### [Task objective]
Copy out the listing exactly.

========================

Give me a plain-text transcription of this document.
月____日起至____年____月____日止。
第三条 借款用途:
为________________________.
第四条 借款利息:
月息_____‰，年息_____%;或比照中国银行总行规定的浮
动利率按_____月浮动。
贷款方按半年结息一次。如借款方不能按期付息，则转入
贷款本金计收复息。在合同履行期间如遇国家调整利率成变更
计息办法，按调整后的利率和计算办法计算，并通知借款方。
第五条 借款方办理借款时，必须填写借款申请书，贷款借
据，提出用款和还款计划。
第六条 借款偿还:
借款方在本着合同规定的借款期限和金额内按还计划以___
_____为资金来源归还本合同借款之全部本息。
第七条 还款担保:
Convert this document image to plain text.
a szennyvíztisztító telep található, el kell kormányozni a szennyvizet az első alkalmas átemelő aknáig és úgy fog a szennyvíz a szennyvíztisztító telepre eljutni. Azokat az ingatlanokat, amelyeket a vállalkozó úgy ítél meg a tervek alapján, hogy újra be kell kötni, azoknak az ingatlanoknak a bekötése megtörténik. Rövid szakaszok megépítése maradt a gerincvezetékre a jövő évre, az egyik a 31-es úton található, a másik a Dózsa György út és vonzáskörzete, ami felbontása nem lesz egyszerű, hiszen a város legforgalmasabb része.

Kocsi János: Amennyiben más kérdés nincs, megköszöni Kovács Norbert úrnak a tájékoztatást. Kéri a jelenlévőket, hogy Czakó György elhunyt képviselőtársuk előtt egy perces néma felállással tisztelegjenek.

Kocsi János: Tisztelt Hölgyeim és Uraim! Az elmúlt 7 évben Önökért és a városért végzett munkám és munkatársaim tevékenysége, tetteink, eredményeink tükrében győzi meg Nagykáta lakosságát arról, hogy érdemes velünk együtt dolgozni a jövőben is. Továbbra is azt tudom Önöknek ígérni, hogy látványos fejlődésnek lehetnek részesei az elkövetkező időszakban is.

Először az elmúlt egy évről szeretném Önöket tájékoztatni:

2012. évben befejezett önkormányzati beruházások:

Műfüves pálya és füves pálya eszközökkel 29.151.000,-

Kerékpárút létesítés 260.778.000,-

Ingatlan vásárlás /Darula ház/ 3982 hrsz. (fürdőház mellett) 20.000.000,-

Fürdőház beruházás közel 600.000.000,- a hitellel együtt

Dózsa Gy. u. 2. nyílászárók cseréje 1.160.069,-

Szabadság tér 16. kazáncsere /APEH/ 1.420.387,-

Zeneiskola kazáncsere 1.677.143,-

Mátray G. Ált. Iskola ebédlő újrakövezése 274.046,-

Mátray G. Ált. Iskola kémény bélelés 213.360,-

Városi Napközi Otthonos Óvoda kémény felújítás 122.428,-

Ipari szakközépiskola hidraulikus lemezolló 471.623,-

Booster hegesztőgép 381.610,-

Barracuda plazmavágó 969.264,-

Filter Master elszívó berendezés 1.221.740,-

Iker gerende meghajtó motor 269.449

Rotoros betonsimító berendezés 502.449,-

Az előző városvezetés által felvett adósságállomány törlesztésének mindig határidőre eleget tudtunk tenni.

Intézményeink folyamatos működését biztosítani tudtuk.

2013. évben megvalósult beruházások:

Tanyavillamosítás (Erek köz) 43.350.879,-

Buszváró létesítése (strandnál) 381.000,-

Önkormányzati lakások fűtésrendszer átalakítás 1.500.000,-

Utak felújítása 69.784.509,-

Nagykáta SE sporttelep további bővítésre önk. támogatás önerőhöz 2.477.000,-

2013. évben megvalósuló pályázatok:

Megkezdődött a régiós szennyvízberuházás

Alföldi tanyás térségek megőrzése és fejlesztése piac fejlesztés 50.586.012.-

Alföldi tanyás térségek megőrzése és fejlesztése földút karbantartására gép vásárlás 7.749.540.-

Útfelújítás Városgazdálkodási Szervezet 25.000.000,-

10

========================

### [Response to the exercise]
Give me a plain-text transcription of this document.
月____日起至____年____月____日止。
第三条 借款用途:
为________________________.
第四条 借款利息:
月息_____‰，年息_____%;或比照中国银行总行规定的浮
动利率按_____月浮动。
贷款方按半年结息一次。如借款方不能按期付息，则转入
贷款本金计收复息。在合同履行期间如遇国家调整利率成变更
计息办法，按调整后的利率和计算办法计算，并通知借款方。
第五条 借款方办理借款时，必须填写借款申请书，贷款借
据，提出用款和还款计划。
第六条 借款偿还:
借款方在本着合同规定的借款期限和金额内按还计划以___
_____为资金来源归还本合同借款之全部本息。
第七条 还款担保:
Convert this document image to plain text.
a szennyvíztisztító telep található, el kell kormányozni a szennyvizet az első alkalmas átemelő aknáig és úgy fog a szennyvíz a szennyvíztisztító telepre eljutni. Azokat az ingatlanokat, amelyeket a vállalkozó úgy ítél meg a tervek alapján, hogy újra be kell kötni, azoknak az ingatlanoknak a bekötése megtörténik. Rövid szakaszok megépítése maradt a gerincvezetékre a jövő évre, az egyik a 31-es úton található, a másik a Dózsa György út és vonzáskörzete, ami felbontása nem lesz egyszerű, hiszen a város legforgalmasabb része.

Kocsi János: Amennyiben más kérdés nincs, megköszöni Kovács Norbert úrnak a tájékoztatást. Kéri a jelenlévőket, hogy Czakó György elhunyt képviselőtársuk előtt egy perces néma felállással tisztelegjenek.

Kocsi János: Tisztelt Hölgyeim és Uraim! Az elmúlt 7 évben Önökért és a városért végzett munkám és munkatársaim tevékenysége, tetteink, eredményeink tükrében győzi meg Nagykáta lakosságát arról, hogy érdemes velünk együtt dolgozni a jövőben is. Továbbra is azt tudom Önöknek ígérni, hogy látványos fejlődésnek lehetnek részesei az elkövetkező időszakban is.

Először az elmúlt egy évről szeretném Önöket tájékoztatni:

2012. évben befejezett önkormányzati beruházások:

Műfüves pálya és füves pálya eszközökkel 29.151.000,-

Kerékpárút létesítés 260.778.000,-

Ingatlan vásárlás /Darula ház/ 3982 hrsz. (fürdőház mellett) 20.000.000,-

Fürdőház beruházás közel 600.000.000,- a hitellel együtt

Dózsa Gy. u. 2. nyílászárók cseréje 1.160.069,-

Szabadság tér 16. kazáncsere /APEH/ 1.420.387,-

Zeneiskola kazáncsere 1.677.143,-

Mátray G. Ált. Iskola ebédlő újrakövezése 274.046,-

Mátray G. Ált. Iskola kémény bélelés 213.360,-

Városi Napközi Otthonos Óvoda kémény felújítás 122.428,-

Ipari szakközépiskola hidraulikus lemezolló 471.623,-

Booster hegesztőgép 381.610,-

Barracuda plazmavágó 969.264,-

Filter Master elszívó berendezés 1.221.740,-

Iker gerende meghajtó motor 269.449

Rotoros betonsimító berendezés 502.449,-

Az előző városvezetés által felvett adósságállomány törlesztésének mindig határidőre eleget tudtunk tenni.

Intézményeink folyamatos működését biztosítani tudtuk.

2013. évben megvalósult beruházások:

Tanyavillamosítás (Erek köz) 43.350.879,-

Buszváró létesítése (strandnál) 381.000,-

Önkormányzati lakások fűtésrendszer átalakítás 1.500.000,-

Utak felújítása 69.784.509,-

Nagykáta SE sporttelep további bővítésre önk. támogatás önerőhöz 2.477.000,-

2013. évben megvalósuló pályázatok:

Megkezdődött a régiós szennyvízberuházás

Alföldi tanyás térségek megőrzése és fejlesztése piac fejlesztés 50.586.012.-

Alföldi tanyás térségek megőrzése és fejlesztése földút karbantartására gép vásárlás 7.749.540.-

Útfelújítás Városgazdálkodási Szervezet 25.000.000,-

10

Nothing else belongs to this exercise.